START

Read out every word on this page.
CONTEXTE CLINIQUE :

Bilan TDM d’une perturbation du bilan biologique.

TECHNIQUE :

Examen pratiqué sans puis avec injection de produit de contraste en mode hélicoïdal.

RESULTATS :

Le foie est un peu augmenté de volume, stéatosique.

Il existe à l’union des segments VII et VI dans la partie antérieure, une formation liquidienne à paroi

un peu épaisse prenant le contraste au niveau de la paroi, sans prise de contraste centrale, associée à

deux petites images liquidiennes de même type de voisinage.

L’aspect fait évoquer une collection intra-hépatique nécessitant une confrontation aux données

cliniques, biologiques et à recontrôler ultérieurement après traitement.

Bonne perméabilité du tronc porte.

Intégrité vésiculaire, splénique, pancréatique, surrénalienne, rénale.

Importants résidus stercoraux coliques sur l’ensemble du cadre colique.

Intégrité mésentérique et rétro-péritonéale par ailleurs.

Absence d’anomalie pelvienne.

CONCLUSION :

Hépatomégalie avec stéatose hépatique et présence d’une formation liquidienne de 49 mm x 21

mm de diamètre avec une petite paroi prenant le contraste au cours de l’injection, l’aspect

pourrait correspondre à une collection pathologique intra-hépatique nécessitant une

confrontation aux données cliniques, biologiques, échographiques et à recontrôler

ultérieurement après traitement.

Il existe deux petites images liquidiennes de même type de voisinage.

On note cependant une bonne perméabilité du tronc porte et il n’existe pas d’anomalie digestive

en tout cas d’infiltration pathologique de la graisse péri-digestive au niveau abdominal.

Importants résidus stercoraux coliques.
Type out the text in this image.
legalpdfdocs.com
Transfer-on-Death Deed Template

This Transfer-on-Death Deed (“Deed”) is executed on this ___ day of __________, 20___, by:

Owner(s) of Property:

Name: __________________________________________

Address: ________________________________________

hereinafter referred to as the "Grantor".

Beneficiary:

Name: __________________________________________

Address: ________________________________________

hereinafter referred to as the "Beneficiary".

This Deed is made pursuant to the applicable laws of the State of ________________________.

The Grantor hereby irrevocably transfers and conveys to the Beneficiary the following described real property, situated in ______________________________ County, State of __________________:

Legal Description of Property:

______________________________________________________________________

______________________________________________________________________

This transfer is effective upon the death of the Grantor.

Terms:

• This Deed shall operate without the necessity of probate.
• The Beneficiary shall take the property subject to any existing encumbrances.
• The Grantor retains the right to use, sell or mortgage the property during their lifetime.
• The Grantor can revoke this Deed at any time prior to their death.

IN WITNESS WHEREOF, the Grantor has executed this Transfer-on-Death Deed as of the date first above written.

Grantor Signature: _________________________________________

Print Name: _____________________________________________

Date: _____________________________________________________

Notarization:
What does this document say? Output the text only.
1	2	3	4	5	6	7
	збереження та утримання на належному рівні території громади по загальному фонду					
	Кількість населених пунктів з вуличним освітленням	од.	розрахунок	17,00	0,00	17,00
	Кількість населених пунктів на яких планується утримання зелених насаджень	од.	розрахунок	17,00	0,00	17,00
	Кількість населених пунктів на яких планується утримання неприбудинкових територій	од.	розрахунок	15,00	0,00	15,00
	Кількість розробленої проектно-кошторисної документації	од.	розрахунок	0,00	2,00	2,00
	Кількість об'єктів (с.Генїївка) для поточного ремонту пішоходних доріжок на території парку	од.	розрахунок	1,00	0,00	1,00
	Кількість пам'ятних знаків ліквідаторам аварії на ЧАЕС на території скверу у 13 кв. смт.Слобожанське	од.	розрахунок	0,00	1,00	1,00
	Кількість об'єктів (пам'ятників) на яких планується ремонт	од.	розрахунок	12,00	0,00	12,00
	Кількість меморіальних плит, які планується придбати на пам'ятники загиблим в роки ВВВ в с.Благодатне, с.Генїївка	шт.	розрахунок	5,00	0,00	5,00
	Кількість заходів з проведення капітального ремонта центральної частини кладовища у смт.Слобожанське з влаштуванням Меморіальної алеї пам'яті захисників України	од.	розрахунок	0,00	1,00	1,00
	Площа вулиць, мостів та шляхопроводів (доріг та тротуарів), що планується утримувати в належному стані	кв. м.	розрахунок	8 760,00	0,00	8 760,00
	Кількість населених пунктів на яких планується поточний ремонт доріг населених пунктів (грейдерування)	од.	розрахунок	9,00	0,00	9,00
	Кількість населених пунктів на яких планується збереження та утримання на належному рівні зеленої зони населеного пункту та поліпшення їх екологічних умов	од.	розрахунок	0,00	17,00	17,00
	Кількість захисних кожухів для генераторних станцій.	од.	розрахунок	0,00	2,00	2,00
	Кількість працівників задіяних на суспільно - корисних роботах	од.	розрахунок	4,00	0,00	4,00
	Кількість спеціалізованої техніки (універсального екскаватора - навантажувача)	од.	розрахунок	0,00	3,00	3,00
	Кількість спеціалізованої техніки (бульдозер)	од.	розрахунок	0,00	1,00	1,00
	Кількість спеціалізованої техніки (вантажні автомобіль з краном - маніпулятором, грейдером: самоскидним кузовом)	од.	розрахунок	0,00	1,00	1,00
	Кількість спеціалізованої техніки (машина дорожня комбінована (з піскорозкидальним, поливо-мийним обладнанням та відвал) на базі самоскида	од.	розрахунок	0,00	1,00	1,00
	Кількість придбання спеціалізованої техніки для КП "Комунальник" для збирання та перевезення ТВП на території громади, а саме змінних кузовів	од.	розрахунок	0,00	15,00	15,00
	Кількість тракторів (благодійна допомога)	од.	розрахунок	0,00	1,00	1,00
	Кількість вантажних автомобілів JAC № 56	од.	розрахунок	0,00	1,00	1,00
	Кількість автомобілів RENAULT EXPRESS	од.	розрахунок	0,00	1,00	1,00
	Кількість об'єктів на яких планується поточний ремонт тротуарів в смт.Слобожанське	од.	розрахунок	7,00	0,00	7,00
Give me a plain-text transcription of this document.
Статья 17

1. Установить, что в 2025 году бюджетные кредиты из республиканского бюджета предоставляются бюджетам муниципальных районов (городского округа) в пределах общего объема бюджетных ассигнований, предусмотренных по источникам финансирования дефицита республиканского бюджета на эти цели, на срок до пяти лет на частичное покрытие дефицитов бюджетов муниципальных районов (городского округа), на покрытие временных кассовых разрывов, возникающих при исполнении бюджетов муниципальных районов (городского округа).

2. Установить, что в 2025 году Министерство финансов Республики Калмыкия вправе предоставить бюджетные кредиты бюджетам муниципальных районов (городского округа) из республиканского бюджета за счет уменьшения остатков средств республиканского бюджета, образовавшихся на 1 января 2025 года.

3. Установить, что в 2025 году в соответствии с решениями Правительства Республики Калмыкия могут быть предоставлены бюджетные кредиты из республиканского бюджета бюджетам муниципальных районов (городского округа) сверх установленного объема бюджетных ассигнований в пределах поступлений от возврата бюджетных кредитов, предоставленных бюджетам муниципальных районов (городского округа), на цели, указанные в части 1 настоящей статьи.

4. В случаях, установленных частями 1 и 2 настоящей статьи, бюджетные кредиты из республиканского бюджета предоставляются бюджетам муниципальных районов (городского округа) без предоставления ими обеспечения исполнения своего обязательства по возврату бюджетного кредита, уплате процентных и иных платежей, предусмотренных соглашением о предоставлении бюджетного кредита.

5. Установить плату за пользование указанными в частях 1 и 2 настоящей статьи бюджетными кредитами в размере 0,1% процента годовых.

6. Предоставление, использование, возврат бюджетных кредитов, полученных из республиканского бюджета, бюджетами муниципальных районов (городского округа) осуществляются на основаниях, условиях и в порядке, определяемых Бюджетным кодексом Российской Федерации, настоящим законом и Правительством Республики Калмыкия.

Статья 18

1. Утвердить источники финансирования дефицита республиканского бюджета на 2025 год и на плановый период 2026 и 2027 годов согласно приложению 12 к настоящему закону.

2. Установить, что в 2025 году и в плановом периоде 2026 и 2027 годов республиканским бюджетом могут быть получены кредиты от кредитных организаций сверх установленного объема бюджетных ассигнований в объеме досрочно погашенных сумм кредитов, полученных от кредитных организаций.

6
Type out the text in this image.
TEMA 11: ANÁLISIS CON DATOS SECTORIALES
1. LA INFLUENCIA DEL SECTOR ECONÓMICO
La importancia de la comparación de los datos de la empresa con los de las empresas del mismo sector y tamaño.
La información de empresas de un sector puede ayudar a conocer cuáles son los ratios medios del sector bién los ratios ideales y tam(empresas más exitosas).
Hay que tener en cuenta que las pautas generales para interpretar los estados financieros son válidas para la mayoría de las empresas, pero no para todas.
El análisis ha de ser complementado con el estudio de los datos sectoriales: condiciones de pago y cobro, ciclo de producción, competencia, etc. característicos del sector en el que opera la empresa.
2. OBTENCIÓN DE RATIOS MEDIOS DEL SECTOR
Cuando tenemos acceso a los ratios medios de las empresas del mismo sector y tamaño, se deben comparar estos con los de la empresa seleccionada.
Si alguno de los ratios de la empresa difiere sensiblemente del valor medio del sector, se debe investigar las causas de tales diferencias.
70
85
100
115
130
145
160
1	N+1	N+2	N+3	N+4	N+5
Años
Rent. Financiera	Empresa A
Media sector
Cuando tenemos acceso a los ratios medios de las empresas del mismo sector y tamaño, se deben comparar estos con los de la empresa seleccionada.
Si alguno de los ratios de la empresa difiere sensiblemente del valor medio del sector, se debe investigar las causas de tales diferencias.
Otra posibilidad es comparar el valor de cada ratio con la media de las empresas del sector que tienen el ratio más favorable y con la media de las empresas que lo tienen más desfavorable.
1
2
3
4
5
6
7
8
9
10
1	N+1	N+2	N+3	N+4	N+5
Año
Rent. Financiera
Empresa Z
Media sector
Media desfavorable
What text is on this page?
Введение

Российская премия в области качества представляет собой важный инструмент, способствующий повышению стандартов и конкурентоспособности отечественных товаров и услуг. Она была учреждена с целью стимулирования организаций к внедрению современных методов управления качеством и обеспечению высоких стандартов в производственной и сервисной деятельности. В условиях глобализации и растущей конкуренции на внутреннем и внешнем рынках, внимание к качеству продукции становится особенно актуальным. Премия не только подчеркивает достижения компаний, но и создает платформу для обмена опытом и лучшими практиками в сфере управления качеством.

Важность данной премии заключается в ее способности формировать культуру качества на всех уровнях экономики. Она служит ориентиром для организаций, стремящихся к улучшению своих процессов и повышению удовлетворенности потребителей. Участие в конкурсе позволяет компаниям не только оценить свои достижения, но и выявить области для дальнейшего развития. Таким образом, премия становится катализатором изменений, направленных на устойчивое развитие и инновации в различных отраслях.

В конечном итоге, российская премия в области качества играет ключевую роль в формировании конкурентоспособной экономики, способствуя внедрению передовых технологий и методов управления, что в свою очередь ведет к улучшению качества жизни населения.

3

END

> Given problem: Return all lines of the material above in which the word "paroi" occurs.

> Written solution:
Il existe à l’union des segments VII et VI dans la partie antérieure, une formation liquidienne à paroi
un peu épaisse prenant le contraste au niveau de la paroi, sans prise de contraste centrale, associée à
mm de diamètre avec une petite paroi prenant le contraste au cours de l’injection, l’aspect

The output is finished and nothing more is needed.